▶ Exercise
Scan the records and identify every line in which the string "Output" occurs, then return those lines.

▶ Collection entries
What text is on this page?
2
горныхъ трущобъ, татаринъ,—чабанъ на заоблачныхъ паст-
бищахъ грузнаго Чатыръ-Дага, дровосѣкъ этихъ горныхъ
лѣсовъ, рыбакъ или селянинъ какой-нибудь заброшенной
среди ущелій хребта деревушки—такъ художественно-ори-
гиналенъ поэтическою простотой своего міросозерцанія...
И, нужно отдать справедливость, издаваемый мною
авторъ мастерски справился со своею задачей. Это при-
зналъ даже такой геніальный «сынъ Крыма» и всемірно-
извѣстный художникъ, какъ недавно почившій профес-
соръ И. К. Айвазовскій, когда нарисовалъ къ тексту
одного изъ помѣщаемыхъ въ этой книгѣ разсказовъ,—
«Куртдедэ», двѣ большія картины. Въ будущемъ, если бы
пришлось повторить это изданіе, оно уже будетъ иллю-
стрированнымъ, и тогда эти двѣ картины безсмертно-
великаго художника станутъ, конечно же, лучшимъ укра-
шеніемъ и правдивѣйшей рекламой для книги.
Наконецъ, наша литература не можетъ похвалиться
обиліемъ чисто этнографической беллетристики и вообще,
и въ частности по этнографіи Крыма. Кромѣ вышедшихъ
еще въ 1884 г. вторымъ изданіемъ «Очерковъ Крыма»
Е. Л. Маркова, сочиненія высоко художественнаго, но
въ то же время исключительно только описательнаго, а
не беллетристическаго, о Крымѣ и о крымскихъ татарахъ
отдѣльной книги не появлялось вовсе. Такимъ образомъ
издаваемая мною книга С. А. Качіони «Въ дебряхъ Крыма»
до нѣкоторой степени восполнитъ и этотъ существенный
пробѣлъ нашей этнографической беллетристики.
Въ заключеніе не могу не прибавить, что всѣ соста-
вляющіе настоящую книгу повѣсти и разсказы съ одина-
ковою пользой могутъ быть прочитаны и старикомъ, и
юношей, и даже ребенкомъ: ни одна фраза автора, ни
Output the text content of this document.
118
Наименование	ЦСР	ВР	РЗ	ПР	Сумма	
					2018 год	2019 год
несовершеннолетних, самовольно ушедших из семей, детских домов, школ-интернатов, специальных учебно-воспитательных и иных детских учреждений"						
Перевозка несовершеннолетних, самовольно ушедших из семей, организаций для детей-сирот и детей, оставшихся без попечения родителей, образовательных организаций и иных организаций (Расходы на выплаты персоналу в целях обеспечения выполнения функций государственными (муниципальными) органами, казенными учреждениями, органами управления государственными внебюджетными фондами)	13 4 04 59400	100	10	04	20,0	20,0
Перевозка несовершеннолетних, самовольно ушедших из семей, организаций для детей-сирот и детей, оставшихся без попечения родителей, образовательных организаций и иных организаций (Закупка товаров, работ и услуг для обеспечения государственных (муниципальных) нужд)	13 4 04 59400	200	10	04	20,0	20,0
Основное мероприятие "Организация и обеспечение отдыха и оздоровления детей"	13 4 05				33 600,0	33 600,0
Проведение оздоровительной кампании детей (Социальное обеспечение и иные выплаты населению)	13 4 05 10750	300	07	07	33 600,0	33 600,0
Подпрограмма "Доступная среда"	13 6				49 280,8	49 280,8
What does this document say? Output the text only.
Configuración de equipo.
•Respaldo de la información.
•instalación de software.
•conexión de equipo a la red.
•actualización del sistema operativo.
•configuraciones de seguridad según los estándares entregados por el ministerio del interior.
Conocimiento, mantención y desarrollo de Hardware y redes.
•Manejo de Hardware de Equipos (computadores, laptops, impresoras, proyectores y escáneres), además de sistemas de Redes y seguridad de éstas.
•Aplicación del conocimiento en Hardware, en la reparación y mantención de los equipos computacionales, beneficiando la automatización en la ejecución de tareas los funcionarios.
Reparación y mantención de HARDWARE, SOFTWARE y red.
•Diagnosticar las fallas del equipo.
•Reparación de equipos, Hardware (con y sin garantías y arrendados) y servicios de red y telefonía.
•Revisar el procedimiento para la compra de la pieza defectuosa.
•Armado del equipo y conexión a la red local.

▶ The response
Output the text content of this document.
What does this document say? Output the text only.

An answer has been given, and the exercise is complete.